**The problem**
Examine the records and identify each line that includes the string "xlabel". Copy those lines.

## Begin Given entries

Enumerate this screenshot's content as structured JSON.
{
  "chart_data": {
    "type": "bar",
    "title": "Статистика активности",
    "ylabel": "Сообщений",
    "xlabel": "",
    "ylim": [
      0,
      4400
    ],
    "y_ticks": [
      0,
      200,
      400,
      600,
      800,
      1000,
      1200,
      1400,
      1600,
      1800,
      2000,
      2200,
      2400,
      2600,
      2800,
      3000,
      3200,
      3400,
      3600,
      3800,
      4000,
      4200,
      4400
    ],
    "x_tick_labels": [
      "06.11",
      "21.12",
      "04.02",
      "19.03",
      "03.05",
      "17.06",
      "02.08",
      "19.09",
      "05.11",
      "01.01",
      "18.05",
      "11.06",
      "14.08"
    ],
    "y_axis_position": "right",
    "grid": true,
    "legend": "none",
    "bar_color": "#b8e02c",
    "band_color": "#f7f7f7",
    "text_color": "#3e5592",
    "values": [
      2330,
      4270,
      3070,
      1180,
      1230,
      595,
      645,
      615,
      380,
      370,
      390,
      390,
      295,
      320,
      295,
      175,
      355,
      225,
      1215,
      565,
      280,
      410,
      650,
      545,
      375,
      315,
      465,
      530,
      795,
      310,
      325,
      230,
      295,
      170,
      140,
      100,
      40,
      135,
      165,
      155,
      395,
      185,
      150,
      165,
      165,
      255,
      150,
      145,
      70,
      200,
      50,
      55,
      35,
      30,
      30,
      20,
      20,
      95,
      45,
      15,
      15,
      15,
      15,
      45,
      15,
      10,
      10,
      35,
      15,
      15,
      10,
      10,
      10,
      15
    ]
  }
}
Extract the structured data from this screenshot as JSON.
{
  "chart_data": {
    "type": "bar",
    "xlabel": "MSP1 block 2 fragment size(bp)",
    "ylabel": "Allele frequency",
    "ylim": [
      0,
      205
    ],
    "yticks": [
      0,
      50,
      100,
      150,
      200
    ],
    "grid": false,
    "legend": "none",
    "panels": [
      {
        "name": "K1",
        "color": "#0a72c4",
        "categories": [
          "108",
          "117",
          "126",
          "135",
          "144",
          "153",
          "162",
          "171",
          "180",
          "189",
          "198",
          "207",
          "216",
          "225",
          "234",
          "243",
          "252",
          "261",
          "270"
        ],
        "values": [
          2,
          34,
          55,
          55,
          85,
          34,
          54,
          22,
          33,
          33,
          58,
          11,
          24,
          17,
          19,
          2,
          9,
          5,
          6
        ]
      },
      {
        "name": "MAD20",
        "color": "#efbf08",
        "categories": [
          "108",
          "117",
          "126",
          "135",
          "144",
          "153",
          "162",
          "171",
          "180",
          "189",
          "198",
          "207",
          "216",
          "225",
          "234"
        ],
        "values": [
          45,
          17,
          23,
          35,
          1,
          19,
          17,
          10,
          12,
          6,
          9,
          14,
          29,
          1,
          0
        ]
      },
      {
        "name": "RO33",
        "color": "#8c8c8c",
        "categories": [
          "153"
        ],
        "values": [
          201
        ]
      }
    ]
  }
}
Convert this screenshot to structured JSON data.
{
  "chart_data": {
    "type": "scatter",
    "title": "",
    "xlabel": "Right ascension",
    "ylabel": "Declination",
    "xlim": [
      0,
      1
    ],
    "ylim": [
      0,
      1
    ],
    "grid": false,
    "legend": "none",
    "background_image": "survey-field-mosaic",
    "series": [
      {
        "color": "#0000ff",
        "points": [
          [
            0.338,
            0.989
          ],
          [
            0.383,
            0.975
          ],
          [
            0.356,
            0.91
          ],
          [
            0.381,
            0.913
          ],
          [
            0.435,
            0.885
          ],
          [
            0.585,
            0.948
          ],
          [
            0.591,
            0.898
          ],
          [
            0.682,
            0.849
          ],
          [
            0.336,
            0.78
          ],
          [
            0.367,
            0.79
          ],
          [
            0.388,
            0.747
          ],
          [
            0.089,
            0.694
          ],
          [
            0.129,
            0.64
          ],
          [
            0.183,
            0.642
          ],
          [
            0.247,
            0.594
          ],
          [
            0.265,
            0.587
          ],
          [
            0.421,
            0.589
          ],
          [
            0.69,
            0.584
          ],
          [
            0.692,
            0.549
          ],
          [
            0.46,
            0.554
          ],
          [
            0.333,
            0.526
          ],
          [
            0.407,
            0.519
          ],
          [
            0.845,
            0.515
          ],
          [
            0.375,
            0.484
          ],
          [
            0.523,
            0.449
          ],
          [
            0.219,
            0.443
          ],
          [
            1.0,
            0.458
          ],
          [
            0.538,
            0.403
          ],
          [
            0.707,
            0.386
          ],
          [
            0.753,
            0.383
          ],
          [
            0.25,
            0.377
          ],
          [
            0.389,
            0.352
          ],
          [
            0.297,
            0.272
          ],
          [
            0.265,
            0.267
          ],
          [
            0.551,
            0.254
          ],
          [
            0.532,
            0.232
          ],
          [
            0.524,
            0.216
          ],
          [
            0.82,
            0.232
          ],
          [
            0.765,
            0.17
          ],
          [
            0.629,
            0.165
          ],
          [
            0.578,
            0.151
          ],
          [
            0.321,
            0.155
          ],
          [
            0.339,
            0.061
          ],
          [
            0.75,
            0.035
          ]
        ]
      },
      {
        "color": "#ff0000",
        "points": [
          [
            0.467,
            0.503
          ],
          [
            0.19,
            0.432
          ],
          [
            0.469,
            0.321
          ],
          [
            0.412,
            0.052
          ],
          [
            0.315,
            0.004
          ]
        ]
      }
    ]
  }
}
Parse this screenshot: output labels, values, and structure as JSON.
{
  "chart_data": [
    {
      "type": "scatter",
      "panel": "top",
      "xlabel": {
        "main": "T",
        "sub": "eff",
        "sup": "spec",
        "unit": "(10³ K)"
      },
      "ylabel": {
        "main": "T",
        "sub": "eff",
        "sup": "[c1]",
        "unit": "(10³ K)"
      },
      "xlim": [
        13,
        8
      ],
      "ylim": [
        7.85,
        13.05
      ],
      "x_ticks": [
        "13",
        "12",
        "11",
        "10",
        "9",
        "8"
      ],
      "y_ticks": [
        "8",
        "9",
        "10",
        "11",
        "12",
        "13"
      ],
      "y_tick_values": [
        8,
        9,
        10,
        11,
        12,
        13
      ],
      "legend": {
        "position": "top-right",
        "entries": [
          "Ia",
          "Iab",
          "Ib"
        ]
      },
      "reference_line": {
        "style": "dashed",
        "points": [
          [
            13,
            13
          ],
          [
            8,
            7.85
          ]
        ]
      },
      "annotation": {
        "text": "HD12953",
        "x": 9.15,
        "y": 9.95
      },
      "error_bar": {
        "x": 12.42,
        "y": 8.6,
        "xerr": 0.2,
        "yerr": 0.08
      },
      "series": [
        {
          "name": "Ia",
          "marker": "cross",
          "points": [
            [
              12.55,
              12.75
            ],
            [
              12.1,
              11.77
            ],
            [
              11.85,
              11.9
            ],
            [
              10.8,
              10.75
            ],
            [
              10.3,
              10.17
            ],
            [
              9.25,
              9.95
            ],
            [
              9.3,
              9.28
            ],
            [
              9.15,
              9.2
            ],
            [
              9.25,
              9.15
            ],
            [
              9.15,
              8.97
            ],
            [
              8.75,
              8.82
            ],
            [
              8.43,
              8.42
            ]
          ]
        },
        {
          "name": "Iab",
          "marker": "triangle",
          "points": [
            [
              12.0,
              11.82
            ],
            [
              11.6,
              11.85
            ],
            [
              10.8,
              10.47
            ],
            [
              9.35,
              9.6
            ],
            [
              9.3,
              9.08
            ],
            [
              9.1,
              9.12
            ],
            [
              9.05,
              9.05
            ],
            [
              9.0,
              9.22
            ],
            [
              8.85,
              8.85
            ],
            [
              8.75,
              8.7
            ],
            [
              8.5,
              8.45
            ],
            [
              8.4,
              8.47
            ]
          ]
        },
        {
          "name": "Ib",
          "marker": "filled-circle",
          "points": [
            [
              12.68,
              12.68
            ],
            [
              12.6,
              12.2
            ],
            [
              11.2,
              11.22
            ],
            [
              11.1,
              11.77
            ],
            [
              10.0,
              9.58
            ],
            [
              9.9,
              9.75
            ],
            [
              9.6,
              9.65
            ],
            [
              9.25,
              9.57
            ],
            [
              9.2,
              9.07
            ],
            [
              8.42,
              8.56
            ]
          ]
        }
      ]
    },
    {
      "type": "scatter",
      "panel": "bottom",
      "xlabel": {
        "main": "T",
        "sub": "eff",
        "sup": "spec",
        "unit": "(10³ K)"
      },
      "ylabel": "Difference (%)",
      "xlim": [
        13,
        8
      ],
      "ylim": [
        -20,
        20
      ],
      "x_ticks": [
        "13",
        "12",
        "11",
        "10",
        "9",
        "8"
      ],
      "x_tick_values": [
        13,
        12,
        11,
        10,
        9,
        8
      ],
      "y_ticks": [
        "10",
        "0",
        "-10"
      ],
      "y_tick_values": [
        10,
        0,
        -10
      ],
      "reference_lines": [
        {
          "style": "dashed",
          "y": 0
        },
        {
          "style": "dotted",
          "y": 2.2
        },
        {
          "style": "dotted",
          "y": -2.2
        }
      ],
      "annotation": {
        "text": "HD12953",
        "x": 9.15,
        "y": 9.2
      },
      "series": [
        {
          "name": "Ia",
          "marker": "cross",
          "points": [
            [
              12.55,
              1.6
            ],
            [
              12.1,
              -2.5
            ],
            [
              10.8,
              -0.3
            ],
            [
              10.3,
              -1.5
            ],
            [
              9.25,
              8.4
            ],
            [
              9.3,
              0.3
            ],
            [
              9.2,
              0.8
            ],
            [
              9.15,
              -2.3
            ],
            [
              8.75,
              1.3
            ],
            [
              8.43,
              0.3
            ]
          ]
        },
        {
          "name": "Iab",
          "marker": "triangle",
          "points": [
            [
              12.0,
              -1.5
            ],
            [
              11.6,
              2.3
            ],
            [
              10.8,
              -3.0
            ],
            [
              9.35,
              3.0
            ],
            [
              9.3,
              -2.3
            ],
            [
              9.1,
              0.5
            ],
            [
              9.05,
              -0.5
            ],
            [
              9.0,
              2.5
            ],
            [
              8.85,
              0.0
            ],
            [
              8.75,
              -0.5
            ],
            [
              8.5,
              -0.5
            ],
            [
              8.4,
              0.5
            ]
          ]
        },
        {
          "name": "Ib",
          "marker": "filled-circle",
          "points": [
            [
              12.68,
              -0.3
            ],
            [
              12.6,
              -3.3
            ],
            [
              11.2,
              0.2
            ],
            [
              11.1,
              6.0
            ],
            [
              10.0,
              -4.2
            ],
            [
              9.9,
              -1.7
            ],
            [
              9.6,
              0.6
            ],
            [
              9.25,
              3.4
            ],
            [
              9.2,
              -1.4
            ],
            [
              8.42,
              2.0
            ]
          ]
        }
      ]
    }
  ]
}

## End Given entries

**Output for this exercise**
    "xlabel": "",
    "xlabel": "MSP1 block 2 fragment size(bp)",
    "xlabel": "Right ascension",
      "xlabel": {
      "xlabel": {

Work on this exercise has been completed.